**WHAT THE TASK ASKS**
Every record here needs to be written out again exactly.
---------- SUPPLIED DATA
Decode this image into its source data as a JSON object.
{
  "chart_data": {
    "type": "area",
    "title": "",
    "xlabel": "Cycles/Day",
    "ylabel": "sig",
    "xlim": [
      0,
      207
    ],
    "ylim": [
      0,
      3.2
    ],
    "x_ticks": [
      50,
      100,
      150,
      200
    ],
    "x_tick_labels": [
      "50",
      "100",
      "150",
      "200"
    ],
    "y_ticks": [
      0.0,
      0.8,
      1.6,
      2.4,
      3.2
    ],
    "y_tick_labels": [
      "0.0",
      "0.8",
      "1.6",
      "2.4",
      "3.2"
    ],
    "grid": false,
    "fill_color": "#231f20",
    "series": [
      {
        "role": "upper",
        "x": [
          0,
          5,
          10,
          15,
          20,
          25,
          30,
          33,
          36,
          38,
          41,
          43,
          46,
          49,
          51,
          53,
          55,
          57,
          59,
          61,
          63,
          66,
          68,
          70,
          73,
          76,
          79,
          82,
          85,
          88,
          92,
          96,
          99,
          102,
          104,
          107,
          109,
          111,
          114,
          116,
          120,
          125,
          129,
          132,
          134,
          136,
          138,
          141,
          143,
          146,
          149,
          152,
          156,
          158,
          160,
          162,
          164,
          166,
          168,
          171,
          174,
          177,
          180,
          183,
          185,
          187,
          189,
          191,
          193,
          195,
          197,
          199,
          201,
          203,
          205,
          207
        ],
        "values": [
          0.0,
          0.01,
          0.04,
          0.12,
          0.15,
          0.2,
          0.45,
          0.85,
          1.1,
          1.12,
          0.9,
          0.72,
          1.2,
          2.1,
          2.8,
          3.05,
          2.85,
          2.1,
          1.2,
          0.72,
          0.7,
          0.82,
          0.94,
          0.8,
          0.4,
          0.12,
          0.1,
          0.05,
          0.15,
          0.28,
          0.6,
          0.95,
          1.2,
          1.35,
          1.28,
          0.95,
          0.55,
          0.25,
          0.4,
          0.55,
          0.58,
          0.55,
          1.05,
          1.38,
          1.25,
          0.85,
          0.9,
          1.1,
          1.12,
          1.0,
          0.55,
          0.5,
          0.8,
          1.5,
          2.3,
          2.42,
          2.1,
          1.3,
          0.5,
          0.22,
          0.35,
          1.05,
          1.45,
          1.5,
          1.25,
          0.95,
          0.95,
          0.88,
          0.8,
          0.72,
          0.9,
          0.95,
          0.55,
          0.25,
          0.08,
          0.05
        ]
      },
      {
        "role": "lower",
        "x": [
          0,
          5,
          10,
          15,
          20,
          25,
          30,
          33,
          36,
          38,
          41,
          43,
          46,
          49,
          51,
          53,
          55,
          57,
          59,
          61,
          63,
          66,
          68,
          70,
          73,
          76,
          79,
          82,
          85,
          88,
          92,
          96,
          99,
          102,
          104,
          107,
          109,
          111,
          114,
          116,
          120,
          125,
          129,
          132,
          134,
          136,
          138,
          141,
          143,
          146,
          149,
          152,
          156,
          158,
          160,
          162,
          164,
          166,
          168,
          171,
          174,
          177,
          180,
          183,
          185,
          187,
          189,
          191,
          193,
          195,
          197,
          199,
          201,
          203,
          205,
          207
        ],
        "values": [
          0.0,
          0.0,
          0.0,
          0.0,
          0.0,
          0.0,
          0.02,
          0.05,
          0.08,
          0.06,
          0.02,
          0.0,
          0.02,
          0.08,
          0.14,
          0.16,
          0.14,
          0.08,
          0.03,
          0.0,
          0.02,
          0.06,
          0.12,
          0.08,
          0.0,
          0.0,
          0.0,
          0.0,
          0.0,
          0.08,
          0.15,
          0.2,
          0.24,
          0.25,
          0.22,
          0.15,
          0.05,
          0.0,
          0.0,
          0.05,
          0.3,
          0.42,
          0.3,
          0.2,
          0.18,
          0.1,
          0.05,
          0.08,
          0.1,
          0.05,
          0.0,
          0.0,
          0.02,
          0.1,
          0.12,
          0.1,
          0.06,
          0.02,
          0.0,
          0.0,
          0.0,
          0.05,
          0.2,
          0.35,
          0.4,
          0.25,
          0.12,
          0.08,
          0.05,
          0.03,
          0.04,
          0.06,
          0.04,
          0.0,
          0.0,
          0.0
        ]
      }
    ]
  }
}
--------------------
**FULL SOLUTION**
Decode this image into its source data as a JSON object.
{
  "chart_data": {
    "type": "area",
    "title": "",
    "xlabel": "Cycles/Day",
    "ylabel": "sig",
    "xlim": [
      0,
      207
    ],
    "ylim": [
      0,
      3.2
    ],
    "x_ticks": [
      50,
      100,
      150,
      200
    ],
    "x_tick_labels": [
      "50",
      "100",
      "150",
      "200"
    ],
    "y_ticks": [
      0.0,
      0.8,
      1.6,
      2.4,
      3.2
    ],
    "y_tick_labels": [
      "0.0",
      "0.8",
      "1.6",
      "2.4",
      "3.2"
    ],
    "grid": false,
    "fill_color": "#231f20",
    "series": [
      {
        "role": "upper",
        "x": [
          0,
          5,
          10,
          15,
          20,
          25,
          30,
          33,
          36,
          38,
          41,
          43,
          46,
          49,
          51,
          53,
          55,
          57,
          59,
          61,
          63,
          66,
          68,
          70,
          73,
          76,
          79,
          82,
          85,
          88,
          92,
          96,
          99,
          102,
          104,
          107,
          109,
          111,
          114,
          116,
          120,
          125,
          129,
          132,
          134,
          136,
          138,
          141,
          143,
          146,
          149,
          152,
          156,
          158,
          160,
          162,
          164,
          166,
          168,
          171,
          174,
          177,
          180,
          183,
          185,
          187,
          189,
          191,
          193,
          195,
          197,
          199,
          201,
          203,
          205,
          207
        ],
        "values": [
          0.0,
          0.01,
          0.04,
          0.12,
          0.15,
          0.2,
          0.45,
          0.85,
          1.1,
          1.12,
          0.9,
          0.72,
          1.2,
          2.1,
          2.8,
          3.05,
          2.85,
          2.1,
          1.2,
          0.72,
          0.7,
          0.82,
          0.94,
          0.8,
          0.4,
          0.12,
          0.1,
          0.05,
          0.15,
          0.28,
          0.6,
          0.95,
          1.2,
          1.35,
          1.28,
          0.95,
          0.55,
          0.25,
          0.4,
          0.55,
          0.58,
          0.55,
          1.05,
          1.38,
          1.25,
          0.85,
          0.9,
          1.1,
          1.12,
          1.0,
          0.55,
          0.5,
          0.8,
          1.5,
          2.3,
          2.42,
          2.1,
          1.3,
          0.5,
          0.22,
          0.35,
          1.05,
          1.45,
          1.5,
          1.25,
          0.95,
          0.95,
          0.88,
          0.8,
          0.72,
          0.9,
          0.95,
          0.55,
          0.25,
          0.08,
          0.05
        ]
      },
      {
        "role": "lower",
        "x": [
          0,
          5,
          10,
          15,
          20,
          25,
          30,
          33,
          36,
          38,
          41,
          43,
          46,
          49,
          51,
          53,
          55,
          57,
          59,
          61,
          63,
          66,
          68,
          70,
          73,
          76,
          79,
          82,
          85,
          88,
          92,
          96,
          99,
          102,
          104,
          107,
          109,
          111,
          114,
          116,
          120,
          125,
          129,
          132,
          134,
          136,
          138,
          141,
          143,
          146,
          149,
          152,
          156,
          158,
          160,
          162,
          164,
          166,
          168,
          171,
          174,
          177,
          180,
          183,
          185,
          187,
          189,
          191,
          193,
          195,
          197,
          199,
          201,
          203,
          205,
          207
        ],
        "values": [
          0.0,
          0.0,
          0.0,
          0.0,
          0.0,
          0.0,
          0.02,
          0.05,
          0.08,
          0.06,
          0.02,
          0.0,
          0.02,
          0.08,
          0.14,
          0.16,
          0.14,
          0.08,
          0.03,
          0.0,
          0.02,
          0.06,
          0.12,
          0.08,
          0.0,
          0.0,
          0.0,
          0.0,
          0.0,
          0.08,
          0.15,
          0.2,
          0.24,
          0.25,
          0.22,
          0.15,
          0.05,
          0.0,
          0.0,
          0.05,
          0.3,
          0.42,
          0.3,
          0.2,
          0.18,
          0.1,
          0.05,
          0.08,
          0.1,
          0.05,
          0.0,
          0.0,
          0.02,
          0.1,
          0.12,
          0.1,
          0.06,
          0.02,
          0.0,
          0.0,
          0.0,
          0.05,
          0.2,
          0.35,
          0.4,
          0.25,
          0.12,
          0.08,
          0.05,
          0.03,
          0.04,
          0.06,
          0.04,
          0.0,
          0.0,
          0.0
        ]
      }
    ]
  }
}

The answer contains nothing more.